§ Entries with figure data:
=======
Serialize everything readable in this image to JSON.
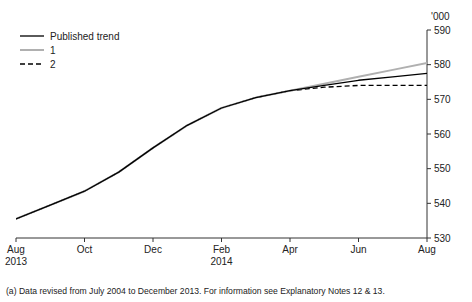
{
  "chart_data": {
    "type": "line",
    "categories": [
      "Aug\n2013",
      null,
      "Oct",
      null,
      "Dec",
      null,
      "Feb\n2014",
      null,
      "Apr",
      null,
      "Jun",
      null,
      "Aug"
    ],
    "series": [
      {
        "name": "Published trend",
        "color": "#000000",
        "line_style": "solid",
        "values": [
          535.5,
          539.5,
          543.5,
          549.0,
          556.0,
          562.5,
          567.5,
          570.5,
          572.5,
          574.0,
          575.5,
          576.5,
          577.5
        ]
      },
      {
        "name": "1",
        "color": "#b0b0b0",
        "line_style": "solid",
        "values": [
          535.5,
          539.5,
          543.5,
          549.0,
          556.0,
          562.5,
          567.5,
          570.5,
          572.5,
          574.5,
          576.5,
          578.5,
          580.5
        ]
      },
      {
        "name": "2",
        "color": "#000000",
        "line_style": "dashed",
        "values": [
          535.5,
          539.5,
          543.5,
          549.0,
          556.0,
          562.5,
          567.5,
          570.5,
          572.5,
          573.5,
          574.0,
          574.0,
          574.0
        ]
      }
    ],
    "ylabel": "'000",
    "annotations": [
      "(a) Data revised from July 2004 to December 2013. For information see Explanatory Notes 12 & 13."
    ],
    "ylim": [
      530,
      590
    ],
    "yticks": [
      530,
      540,
      550,
      560,
      570,
      580,
      590
    ],
    "grid": false,
    "legend": "upper left"
  }
}
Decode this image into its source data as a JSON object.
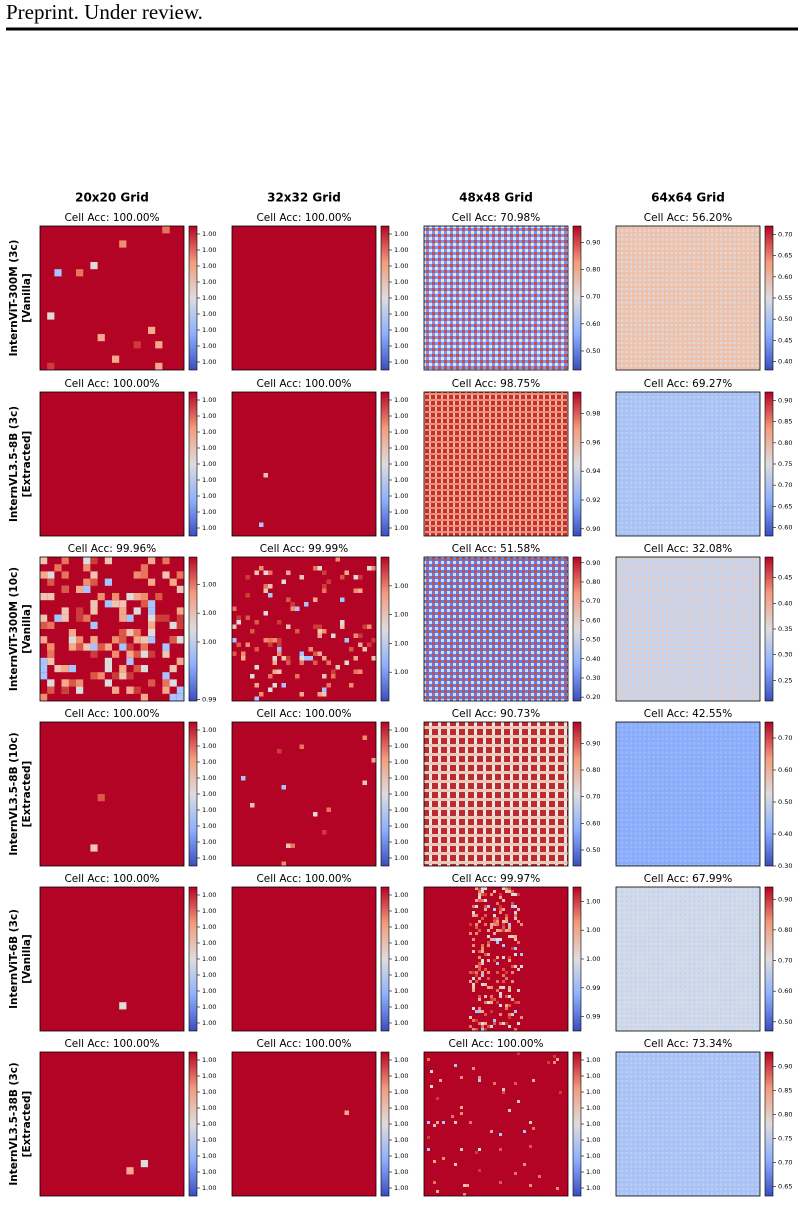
=======
Count how many lines of the data include the word "image". Your reply should be that number alone.

§ Reply to the exercise: 2